_Task statement:_ Repeat the material verbatim. Images are excluded from the copy.

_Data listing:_
● ● ● ● ● ● ●

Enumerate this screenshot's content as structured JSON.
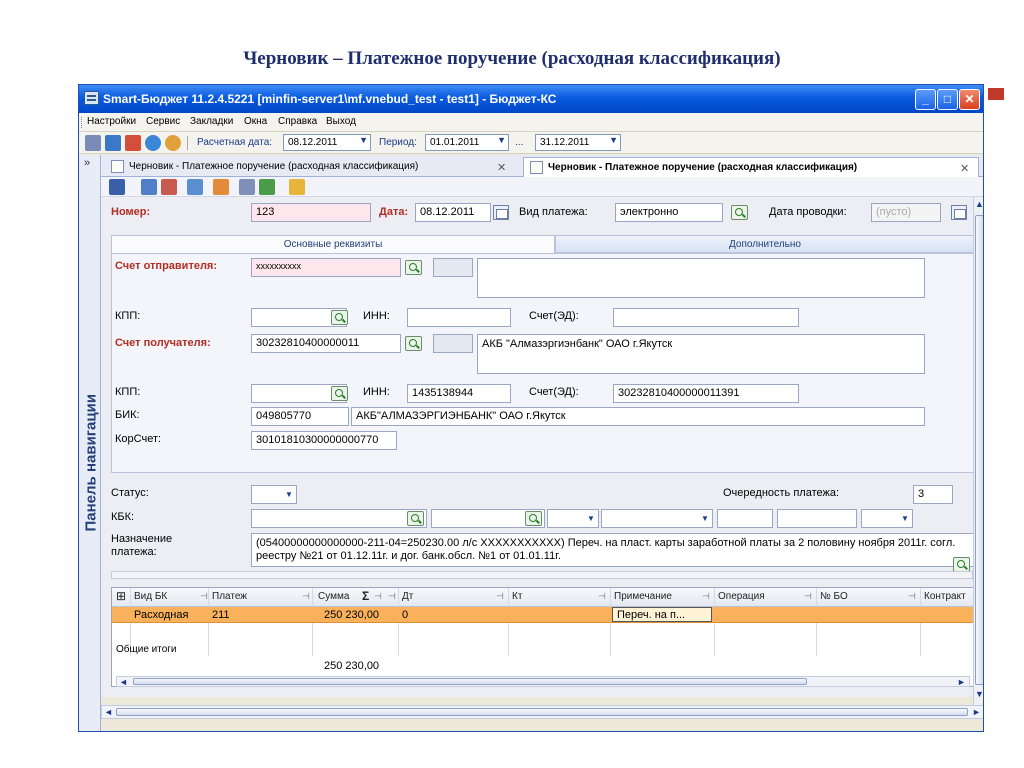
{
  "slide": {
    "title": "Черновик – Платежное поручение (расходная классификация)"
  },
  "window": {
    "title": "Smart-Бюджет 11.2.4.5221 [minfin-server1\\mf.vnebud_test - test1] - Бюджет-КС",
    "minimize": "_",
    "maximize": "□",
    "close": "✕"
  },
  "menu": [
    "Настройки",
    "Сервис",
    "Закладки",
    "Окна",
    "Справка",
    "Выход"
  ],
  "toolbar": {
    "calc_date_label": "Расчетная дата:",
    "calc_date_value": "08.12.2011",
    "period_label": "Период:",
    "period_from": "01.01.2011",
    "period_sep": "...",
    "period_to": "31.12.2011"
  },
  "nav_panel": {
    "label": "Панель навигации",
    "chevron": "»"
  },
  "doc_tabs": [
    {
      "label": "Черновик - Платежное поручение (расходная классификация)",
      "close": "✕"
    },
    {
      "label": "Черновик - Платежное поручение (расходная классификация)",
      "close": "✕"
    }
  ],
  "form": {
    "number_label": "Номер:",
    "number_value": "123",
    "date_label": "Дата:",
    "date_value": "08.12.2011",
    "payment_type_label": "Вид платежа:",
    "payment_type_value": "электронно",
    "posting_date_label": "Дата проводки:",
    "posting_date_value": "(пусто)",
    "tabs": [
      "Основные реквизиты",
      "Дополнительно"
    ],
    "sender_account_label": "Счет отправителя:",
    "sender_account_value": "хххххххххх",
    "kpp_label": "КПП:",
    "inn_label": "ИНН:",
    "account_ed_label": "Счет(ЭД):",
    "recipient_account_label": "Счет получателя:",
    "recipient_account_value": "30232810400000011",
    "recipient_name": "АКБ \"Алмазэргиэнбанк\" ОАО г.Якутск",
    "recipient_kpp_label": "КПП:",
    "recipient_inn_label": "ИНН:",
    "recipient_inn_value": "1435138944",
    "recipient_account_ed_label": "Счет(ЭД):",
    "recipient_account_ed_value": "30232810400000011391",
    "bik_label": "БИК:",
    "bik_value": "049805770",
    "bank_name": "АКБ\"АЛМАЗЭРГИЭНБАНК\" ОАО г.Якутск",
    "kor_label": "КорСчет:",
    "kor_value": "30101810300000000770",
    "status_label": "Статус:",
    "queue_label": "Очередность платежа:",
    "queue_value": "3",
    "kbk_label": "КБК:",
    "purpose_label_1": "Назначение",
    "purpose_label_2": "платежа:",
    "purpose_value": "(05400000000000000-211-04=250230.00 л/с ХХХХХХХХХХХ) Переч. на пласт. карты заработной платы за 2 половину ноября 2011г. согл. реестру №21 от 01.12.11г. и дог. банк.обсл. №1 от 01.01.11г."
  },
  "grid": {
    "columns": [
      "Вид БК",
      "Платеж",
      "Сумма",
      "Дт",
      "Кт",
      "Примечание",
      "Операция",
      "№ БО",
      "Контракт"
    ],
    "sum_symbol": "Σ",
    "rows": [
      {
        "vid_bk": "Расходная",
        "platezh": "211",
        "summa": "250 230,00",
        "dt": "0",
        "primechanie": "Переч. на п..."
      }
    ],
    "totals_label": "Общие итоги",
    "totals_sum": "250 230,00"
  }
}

● ● ● ● ● ● ●

_Full response:_
Enumerate this screenshot's content as structured JSON.
{
  "slide": {
    "title": "Черновик – Платежное поручение (расходная классификация)"
  },
  "window": {
    "title": "Smart-Бюджет 11.2.4.5221 [minfin-server1\\mf.vnebud_test - test1] - Бюджет-КС",
    "minimize": "_",
    "maximize": "□",
    "close": "✕"
  },
  "menu": [
    "Настройки",
    "Сервис",
    "Закладки",
    "Окна",
    "Справка",
    "Выход"
  ],
  "toolbar": {
    "calc_date_label": "Расчетная дата:",
    "calc_date_value": "08.12.2011",
    "period_label": "Период:",
    "period_from": "01.01.2011",
    "period_sep": "...",
    "period_to": "31.12.2011"
  },
  "nav_panel": {
    "label": "Панель навигации",
    "chevron": "»"
  },
  "doc_tabs": [
    {
      "label": "Черновик - Платежное поручение (расходная классификация)",
      "close": "✕"
    },
    {
      "label": "Черновик - Платежное поручение (расходная классификация)",
      "close": "✕"
    }
  ],
  "form": {
    "number_label": "Номер:",
    "number_value": "123",
    "date_label": "Дата:",
    "date_value": "08.12.2011",
    "payment_type_label": "Вид платежа:",
    "payment_type_value": "электронно",
    "posting_date_label": "Дата проводки:",
    "posting_date_value": "(пусто)",
    "tabs": [
      "Основные реквизиты",
      "Дополнительно"
    ],
    "sender_account_label": "Счет отправителя:",
    "sender_account_value": "хххххххххх",
    "kpp_label": "КПП:",
    "inn_label": "ИНН:",
    "account_ed_label": "Счет(ЭД):",
    "recipient_account_label": "Счет получателя:",
    "recipient_account_value": "30232810400000011",
    "recipient_name": "АКБ \"Алмазэргиэнбанк\" ОАО г.Якутск",
    "recipient_kpp_label": "КПП:",
    "recipient_inn_label": "ИНН:",
    "recipient_inn_value": "1435138944",
    "recipient_account_ed_label": "Счет(ЭД):",
    "recipient_account_ed_value": "30232810400000011391",
    "bik_label": "БИК:",
    "bik_value": "049805770",
    "bank_name": "АКБ\"АЛМАЗЭРГИЭНБАНК\" ОАО г.Якутск",
    "kor_label": "КорСчет:",
    "kor_value": "30101810300000000770",
    "status_label": "Статус:",
    "queue_label": "Очередность платежа:",
    "queue_value": "3",
    "kbk_label": "КБК:",
    "purpose_label_1": "Назначение",
    "purpose_label_2": "платежа:",
    "purpose_value": "(05400000000000000-211-04=250230.00 л/с ХХХХХХХХХХХ) Переч. на пласт. карты заработной платы за 2 половину ноября 2011г. согл. реестру №21 от 01.12.11г. и дог. банк.обсл. №1 от 01.01.11г."
  },
  "grid": {
    "columns": [
      "Вид БК",
      "Платеж",
      "Сумма",
      "Дт",
      "Кт",
      "Примечание",
      "Операция",
      "№ БО",
      "Контракт"
    ],
    "sum_symbol": "Σ",
    "rows": [
      {
        "vid_bk": "Расходная",
        "platezh": "211",
        "summa": "250 230,00",
        "dt": "0",
        "primechanie": "Переч. на п..."
      }
    ],
    "totals_label": "Общие итоги",
    "totals_sum": "250 230,00"
  }
}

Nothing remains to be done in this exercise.